Waheed Yar Khan

Personal information
- Born: 9 November 1942 (age 83) Hyderabad, Hyderabad State, British India
- Batting: Right-handed

Domestic team information
- 1960-61 to 1968-69: Hyderabad
- 1965-66 to 1968-69: State Bank of India
- 1969-70: Karachi Whites
- 1969-70 to 1975-76: Pakistan International Airlines

Career statistics
| Competition | First-class |
| Matches | 59 |
| Runs scored | 2453 |
| Batting average | 38.93 |
| 100s/50s | 4/18 |
| Top score | 174* |
| Balls bowled | 94 |
| Wickets | 4 |
| Bowling average | 12.50 |
| 5 wickets in innings | 0 |
| 10 wickets in match | 0 |
| Best bowling | 1/3 |
| Catches/stumpings | 41/– |
- Source: Cricinfo, 26 March 2015

= Waheed Yar Khan =

Indian-Pakistani cricketer

Waheed Yar Khan (born 9 November 1942) is a former Pakistani cricketer who played first-class cricket in India from 1960 to 1968, and in Pakistan from 1969 to 1975.

==Career in India==
Khan was born in Hyderabad when it was part of Hyderabad State in British India. A batsman, he represented South Zone Schools in the Cooch Behar Trophy from 1957-58 to 1959-60, captaining the team to victory in 1959-60. He then represented Osmania University in the Rohinton Baria Trophy from 1960-61 to 1964-65.
§ §
**THINGS TO DO**
1. Update the article on Waheed Yar Khan from "Indian-Pakistani cricketer" to "1960-61 to 1964-65.", replacing "batsman" with "batter".
2. Continue the article on Waheed Yar Khan from its last sentence.
The entries have no connection to the article on Waheed Yar Khan.

[Document layout detection data]
§ §
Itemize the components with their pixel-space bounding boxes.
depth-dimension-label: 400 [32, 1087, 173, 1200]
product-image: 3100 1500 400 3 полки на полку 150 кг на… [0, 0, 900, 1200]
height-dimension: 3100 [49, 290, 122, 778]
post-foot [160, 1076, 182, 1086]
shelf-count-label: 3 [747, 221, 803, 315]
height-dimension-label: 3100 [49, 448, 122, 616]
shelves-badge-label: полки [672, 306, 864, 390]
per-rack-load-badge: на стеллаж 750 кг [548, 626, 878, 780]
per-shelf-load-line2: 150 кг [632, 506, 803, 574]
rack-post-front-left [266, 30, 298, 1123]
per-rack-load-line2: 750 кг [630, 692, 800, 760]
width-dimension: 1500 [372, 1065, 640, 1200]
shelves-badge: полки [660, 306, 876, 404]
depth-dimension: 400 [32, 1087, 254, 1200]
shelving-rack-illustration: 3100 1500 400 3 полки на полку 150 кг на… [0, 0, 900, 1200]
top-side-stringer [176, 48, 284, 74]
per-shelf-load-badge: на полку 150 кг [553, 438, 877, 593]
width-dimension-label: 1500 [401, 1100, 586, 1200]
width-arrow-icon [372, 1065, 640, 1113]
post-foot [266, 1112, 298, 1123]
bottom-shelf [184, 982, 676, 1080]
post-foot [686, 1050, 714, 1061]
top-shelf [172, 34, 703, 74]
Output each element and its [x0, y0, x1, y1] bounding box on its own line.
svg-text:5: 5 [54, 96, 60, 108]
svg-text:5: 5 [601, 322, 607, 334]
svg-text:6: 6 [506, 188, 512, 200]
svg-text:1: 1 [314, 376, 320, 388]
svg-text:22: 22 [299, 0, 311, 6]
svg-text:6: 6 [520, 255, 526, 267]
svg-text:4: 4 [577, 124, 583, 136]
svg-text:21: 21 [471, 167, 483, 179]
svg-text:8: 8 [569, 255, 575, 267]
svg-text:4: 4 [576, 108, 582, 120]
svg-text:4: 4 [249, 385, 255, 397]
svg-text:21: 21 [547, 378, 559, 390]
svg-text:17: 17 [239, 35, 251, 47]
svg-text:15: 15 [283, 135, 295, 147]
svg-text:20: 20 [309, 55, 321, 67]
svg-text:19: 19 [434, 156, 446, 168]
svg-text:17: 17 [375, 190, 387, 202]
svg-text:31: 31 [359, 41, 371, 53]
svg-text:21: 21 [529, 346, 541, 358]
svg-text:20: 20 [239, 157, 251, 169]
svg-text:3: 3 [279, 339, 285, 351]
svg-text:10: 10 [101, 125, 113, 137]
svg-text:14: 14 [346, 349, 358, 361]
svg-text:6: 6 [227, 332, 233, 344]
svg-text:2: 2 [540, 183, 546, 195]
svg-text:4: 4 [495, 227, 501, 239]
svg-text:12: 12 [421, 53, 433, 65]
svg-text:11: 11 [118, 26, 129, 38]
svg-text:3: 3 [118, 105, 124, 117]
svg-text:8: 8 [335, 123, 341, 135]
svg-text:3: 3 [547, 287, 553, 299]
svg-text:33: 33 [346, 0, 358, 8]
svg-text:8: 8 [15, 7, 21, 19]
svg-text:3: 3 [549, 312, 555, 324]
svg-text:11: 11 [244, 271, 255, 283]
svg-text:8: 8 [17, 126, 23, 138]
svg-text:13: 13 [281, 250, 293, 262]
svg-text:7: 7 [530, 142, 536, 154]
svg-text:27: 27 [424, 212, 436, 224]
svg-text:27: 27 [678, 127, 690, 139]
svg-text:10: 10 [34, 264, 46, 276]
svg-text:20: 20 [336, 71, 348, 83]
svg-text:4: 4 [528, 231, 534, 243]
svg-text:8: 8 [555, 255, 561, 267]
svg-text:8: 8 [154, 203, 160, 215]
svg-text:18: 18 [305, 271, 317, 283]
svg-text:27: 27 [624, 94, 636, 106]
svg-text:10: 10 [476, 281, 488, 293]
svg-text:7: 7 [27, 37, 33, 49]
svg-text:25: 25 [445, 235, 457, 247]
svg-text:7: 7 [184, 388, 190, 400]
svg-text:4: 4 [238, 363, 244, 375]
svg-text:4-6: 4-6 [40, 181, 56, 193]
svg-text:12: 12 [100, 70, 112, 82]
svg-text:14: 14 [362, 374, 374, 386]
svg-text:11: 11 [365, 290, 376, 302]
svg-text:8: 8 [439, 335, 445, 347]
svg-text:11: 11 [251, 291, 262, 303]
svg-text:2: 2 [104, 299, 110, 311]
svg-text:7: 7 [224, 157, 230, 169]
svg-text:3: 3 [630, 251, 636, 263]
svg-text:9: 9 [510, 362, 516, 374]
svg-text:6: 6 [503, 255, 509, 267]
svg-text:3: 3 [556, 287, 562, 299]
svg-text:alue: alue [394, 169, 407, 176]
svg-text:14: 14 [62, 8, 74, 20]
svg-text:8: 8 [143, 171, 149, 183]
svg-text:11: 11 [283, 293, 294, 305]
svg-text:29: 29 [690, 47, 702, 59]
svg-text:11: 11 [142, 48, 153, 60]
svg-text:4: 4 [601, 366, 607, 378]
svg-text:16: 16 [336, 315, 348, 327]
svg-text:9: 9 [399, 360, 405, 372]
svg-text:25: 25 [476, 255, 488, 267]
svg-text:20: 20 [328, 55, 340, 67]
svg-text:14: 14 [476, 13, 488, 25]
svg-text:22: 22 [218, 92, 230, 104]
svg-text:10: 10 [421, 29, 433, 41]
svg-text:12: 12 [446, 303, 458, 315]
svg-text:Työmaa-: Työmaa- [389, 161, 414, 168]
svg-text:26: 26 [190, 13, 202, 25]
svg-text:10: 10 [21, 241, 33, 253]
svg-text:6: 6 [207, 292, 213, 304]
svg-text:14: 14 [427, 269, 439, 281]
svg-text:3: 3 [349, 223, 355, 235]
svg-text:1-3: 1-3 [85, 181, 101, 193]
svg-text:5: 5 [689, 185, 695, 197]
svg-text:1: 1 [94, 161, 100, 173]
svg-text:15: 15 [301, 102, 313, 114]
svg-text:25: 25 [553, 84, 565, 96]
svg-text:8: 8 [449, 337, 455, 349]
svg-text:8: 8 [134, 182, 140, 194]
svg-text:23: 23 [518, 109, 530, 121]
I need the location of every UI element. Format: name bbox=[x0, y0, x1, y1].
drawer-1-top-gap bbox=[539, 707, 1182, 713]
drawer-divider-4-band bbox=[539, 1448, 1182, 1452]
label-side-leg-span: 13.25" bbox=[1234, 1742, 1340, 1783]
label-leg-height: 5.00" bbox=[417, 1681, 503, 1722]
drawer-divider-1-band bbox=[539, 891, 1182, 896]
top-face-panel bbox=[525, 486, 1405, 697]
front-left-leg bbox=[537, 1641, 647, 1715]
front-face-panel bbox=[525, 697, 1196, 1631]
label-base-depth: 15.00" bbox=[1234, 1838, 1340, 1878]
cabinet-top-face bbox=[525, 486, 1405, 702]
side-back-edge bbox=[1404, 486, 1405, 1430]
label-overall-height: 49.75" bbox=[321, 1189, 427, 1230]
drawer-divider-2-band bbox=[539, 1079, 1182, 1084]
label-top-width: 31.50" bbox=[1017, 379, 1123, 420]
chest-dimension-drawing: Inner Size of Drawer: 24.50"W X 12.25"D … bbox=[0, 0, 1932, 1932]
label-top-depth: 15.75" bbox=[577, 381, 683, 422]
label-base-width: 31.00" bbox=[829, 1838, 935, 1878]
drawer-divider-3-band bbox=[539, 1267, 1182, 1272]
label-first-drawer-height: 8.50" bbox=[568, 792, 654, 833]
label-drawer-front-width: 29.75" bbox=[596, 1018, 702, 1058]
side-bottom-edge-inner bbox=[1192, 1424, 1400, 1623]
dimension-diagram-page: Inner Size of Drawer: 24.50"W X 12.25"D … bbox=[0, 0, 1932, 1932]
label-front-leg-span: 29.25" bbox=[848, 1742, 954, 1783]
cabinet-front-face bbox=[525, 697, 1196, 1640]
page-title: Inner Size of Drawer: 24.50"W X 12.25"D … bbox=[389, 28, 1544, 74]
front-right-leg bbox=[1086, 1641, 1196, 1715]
§ §
**ANSWERS BY ITEM**
1.
Indian-Pakistani cricketer

Waheed Yar Khan (born 9 November 1942) is a former Pakistani cricketer who played first-class cricket in India from 1960 to 1968, and in Pakistan from 1969 to 1975.

==Career in India==
Khan was born in Hyderabad when it was part of Hyderabad State in British India. A batter, he represented South Zone Schools in the Cooch Behar Trophy from 1957-58 to 1959-60, captaining the team to victory in 1959-60. He then represented Osmania University in the Rohinton Baria Trophy from 1960-61 to 1964-65.

2.
He made his first-class debut for Hyderabad in the Ranji Trophy in 1960-61, and played occasionally over the next three seasons. When Hyderabad reached the finals in 1964-65 he made 67 not out in the quarter-final, 109 (his first century) in the semi-final, and was Hyderabad's top-scorer in the final with 78 and 23 when they lost to Bombay. He played one match for South Zone, when they were skittled for 62 by a West Indian attack led by Charlie Griffith in 1966-67. He did not score another century until he made 174 not out for Hyderabad against Andhra in 1968-69, when he added 258 for the fourth wicket with Kenia Jayantilal.

==Career in Pakistan==
In 1969, Khan followed his parents, who had moved to Pakistan. He was immediately selected to play for Karachi Whites and Pakistan International Airlines.

He had his best season in Pakistan in 1970-71 when he scored 342 runs in five matches at an average of 68.40, including 116 not out for Pakistan International Airlines B against National Bank in the BCCP Trophy. His last century came in 1972-73 when he made 119 for PIA against Lahore B.

Khan lives in retirement in Margate, Florida, with his wife, Rehana.